• [Exercise instructions]:
Filter out everything except lines holding "مناقصات".

[Stored records]
-.-.-

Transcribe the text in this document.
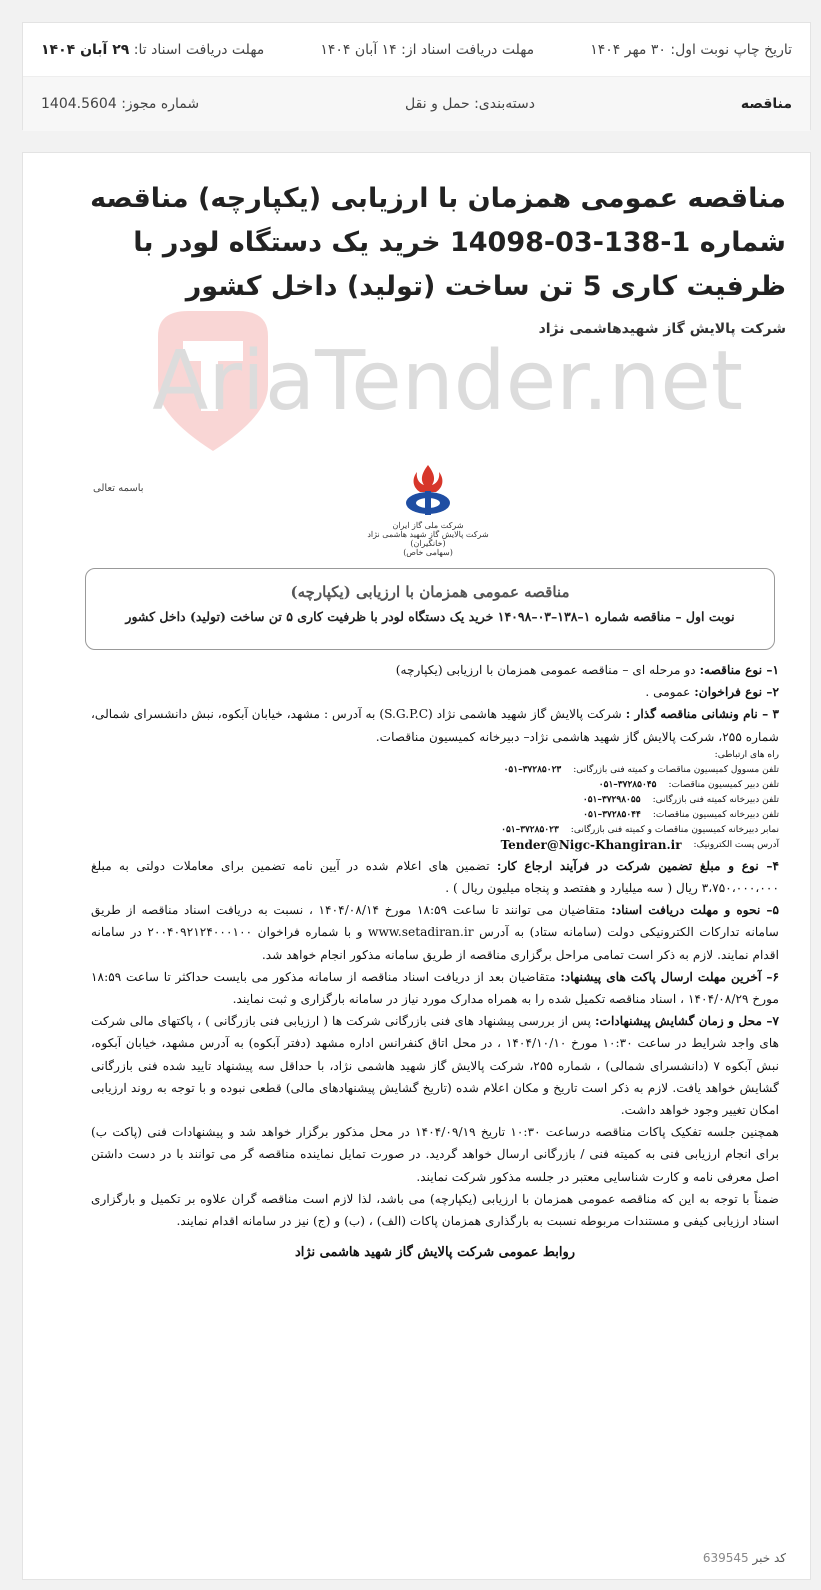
تاریخ چاپ نوبت اول: ۳۰ مهر ۱۴۰۴
مهلت دریافت اسناد از: ۱۴ آبان ۱۴۰۴
مهلت دریافت اسناد تا: ۲۹ آبان ۱۴۰۴
مناقصه
دسته‌بندی: حمل و نقل
شماره مجوز: 1404.5604
مناقصه عمومی همزمان با ارزیابی (یکپارچه) مناقصه شماره 1-138-03-14098 خرید یک دستگاه لودر با ظرفیت کاری 5 تن ساخت (تولید) داخل کشور
شرکت پالایش گاز شهیدهاشمی نژاد
AriaTender.net
باسمه تعالی
شرکت ملی گاز ایران
شرکت پالایش گاز شهید هاشمی نژاد (خانگیران)
(سهامی خاص)
مناقصه عمومی همزمان با ارزیابی (یکپارچه)
نوبت اول – مناقصه شماره ۱–۱۳۸–۰۳–۱۴۰۹۸ خرید یک دستگاه لودر با ظرفیت کاری ۵ تن ساخت (تولید) داخل کشور

۱– نوع مناقصه: دو مرحله ای – مناقصه عمومی همزمان با ارزیابی (یکپارچه)

۲– نوع فراخوان: عمومی .

۳ – نام ونشانی مناقصه گذار : شرکت پالایش گاز شهید هاشمی نژاد (S.G.P.C) به آدرس : مشهد، خیابان آبکوه، نبش دانشسرای شمالی، شماره ۲۵۵، شرکت پالایش گاز شهید هاشمی نژاد– دبیرخانه کمیسیون مناقصات.

راه های ارتباطی:
تلفن مسوول کمیسیون مناقصات و کمیته فنی بازرگانی:
۰۵۱–۳۷۲۸۵۰۲۳
تلفن دبیر کمیسیون مناقصات:
۰۵۱–۳۷۲۸۵۰۴۵
تلفن دبیرخانه کمیته فنی بازرگانی:
۰۵۱–۳۷۲۹۸۰۵۵
تلفن دبیرخانه کمیسیون مناقصات:
۰۵۱–۳۷۲۸۵۰۴۴
نمابر دبیرخانه کمیسیون مناقصات و کمیته فنی بازرگانی:
۰۵۱–۳۷۲۸۵۰۲۳
آدرس پست الکترونیک:
Tender@Nigc-Khangiran.ir

۴– نوع و مبلغ تضمین شرکت در فرآیند ارجاع کار: تضمین های اعلام شده در آیین نامه تضمین برای معاملات دولتی به مبلغ ۳،۷۵۰،۰۰۰،۰۰۰ ریال ( سه میلیارد و هفتصد و پنجاه میلیون ریال ) .

۵– نحوه و مهلت دریافت اسناد: متقاضیان می توانند تا ساعت ۱۸:۵۹ مورخ ۱۴۰۴/۰۸/۱۴ ، نسبت به دریافت اسناد مناقصه از طریق سامانه تدارکات الکترونیکی دولت (سامانه ستاد) به آدرس www.setadiran.ir و با شماره فراخوان ۲۰۰۴۰۹۲۱۲۴۰۰۰۱۰۰ در سامانه اقدام نمایند. لازم به ذکر است تمامی مراحل برگزاری مناقصه از طریق سامانه مذکور انجام خواهد شد.

۶– آخرین مهلت ارسال پاکت های پیشنهاد: متقاضیان بعد از دریافت اسناد مناقصه از سامانه مذکور می بایست حداکثر تا ساعت ۱۸:۵۹ مورخ ۱۴۰۴/۰۸/۲۹ ، اسناد مناقصه تکمیل شده را به همراه مدارک مورد نیاز در سامانه بارگزاری و ثبت نمایند.

۷– محل و زمان گشایش پیشنهادات: پس از بررسی پیشنهاد های فنی بازرگانی شرکت ها ( ارزیابی فنی بازرگانی ) ، پاکتهای مالی شرکت های واجد شرایط در ساعت ۱۰:۳۰ مورخ ۱۴۰۴/۱۰/۱۰ ، در محل اتاق کنفرانس اداره مشهد (دفتر آبکوه) به آدرس مشهد، خیابان آبکوه، نبش آبکوه ۷ (دانشسرای شمالی) ، شماره ۲۵۵، شرکت پالایش گاز شهید هاشمی نژاد، با حداقل سه پیشنهاد تایید شده فنی بازرگانی گشایش خواهد یافت. لازم به ذکر است تاریخ و مکان اعلام شده (تاریخ گشایش پیشنهادهای مالی) قطعی نبوده و با توجه به روند ارزیابی امکان تغییر وجود خواهد داشت.

همچنین جلسه تفکیک پاکات مناقصه درساعت ۱۰:۳۰ تاریخ ۱۴۰۴/۰۹/۱۹ در محل مذکور برگزار خواهد شد و پیشنهادات فنی (پاکت ب) برای انجام ارزیابی فنی به کمیته فنی / بازرگانی ارسال خواهد گردید. در صورت تمایل نماینده مناقصه گر می توانند با در دست داشتن اصل معرفی نامه و کارت شناسایی معتبر در جلسه مذکور شرکت نمایند.

ضمناً با توجه به این که مناقصه عمومی همزمان با ارزیابی (یکپارچه) می باشد، لذا لازم است مناقصه گران علاوه بر تکمیل و بارگزاری اسناد ارزیابی کیفی و مستندات مربوطه نسبت به بارگذاری همزمان پاکات (الف) ، (ب) و (ج) نیز در سامانه اقدام نمایند.

روابط عمومی شرکت پالایش گاز شهید هاشمی نژاد
کد خبر 639545
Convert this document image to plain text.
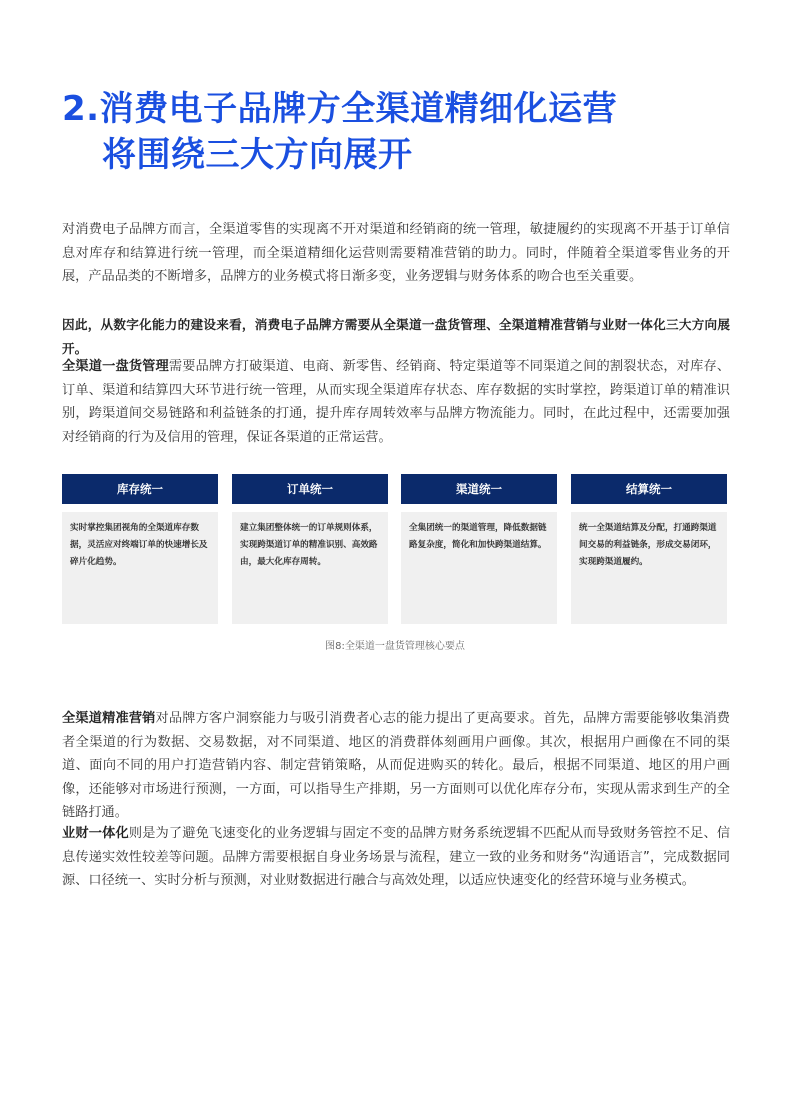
2.消费电子品牌方全渠道精细化运营
将围绕三大方向展开

对消费电子品牌方而言，全渠道零售的实现离不开对渠道和经销商的统一管理，敏捷履约的实现离不开基于订单信息对库存和结算进行统一管理，而全渠道精细化运营则需要精准营销的助力。同时，伴随着全渠道零售业务的开展，产品品类的不断增多，品牌方的业务模式将日渐多变，业务逻辑与财务体系的吻合也至关重要。

因此，从数字化能力的建设来看，消费电子品牌方需要从全渠道一盘货管理、全渠道精准营销与业财一体化三大方向展开。

全渠道一盘货管理需要品牌方打破渠道、电商、新零售、经销商、特定渠道等不同渠道之间的割裂状态，对库存、订单、渠道和结算四大环节进行统一管理，从而实现全渠道库存状态、库存数据的实时掌控，跨渠道订单的精准识别，跨渠道间交易链路和利益链条的打通，提升库存周转效率与品牌方物流能力。同时，在此过程中，还需要加强对经销商的行为及信用的管理，保证各渠道的正常运营。

库存统一
实时掌控集团视角的全渠道库存数据，灵活应对终端订单的快速增长及碎片化趋势。
订单统一
建立集团整体统一的订单规则体系，实现跨渠道订单的精准识别、高效路由，最大化库存周转。
渠道统一
全集团统一的渠道管理，降低数据链路复杂度，简化和加快跨渠道结算。
结算统一
统一全渠道结算及分配，打通跨渠道间交易的利益链条，形成交易闭环，实现跨渠道履约。
图8:全渠道一盘货管理核心要点

全渠道精准营销对品牌方客户洞察能力与吸引消费者心志的能力提出了更高要求。首先，品牌方需要能够收集消费者全渠道的行为数据、交易数据，对不同渠道、地区的消费群体刻画用户画像。其次，根据用户画像在不同的渠道、面向不同的用户打造营销内容、制定营销策略，从而促进购买的转化。最后，根据不同渠道、地区的用户画像，还能够对市场进行预测，一方面，可以指导生产排期，另一方面则可以优化库存分布，实现从需求到生产的全链路打通。

业财一体化则是为了避免飞速变化的业务逻辑与固定不变的品牌方财务系统逻辑不匹配从而导致财务管控不足、信息传递实效性较差等问题。品牌方需要根据自身业务场景与流程，建立一致的业务和财务“沟通语言”，完成数据同源、口径统一、实时分析与预测，对业财数据进行融合与高效处理，以适应快速变化的经营环境与业务模式。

-.-.-

• [Result of this exercise]:
۳ – نام ونشانی مناقصه گذار : شرکت پالایش گاز شهید هاشمی نژاد (S.G.P.C) به آدرس : مشهد، خیابان آبکوه، نبش دانشسرای شمالی، شماره ۲۵۵، شرکت پالایش گاز شهید هاشمی نژاد– دبیرخانه کمیسیون مناقصات.
تلفن مسوول کمیسیون مناقصات و کمیته فنی بازرگانی:
تلفن دبیر کمیسیون مناقصات:
تلفن دبیرخانه کمیسیون مناقصات:
نمابر دبیرخانه کمیسیون مناقصات و کمیته فنی بازرگانی:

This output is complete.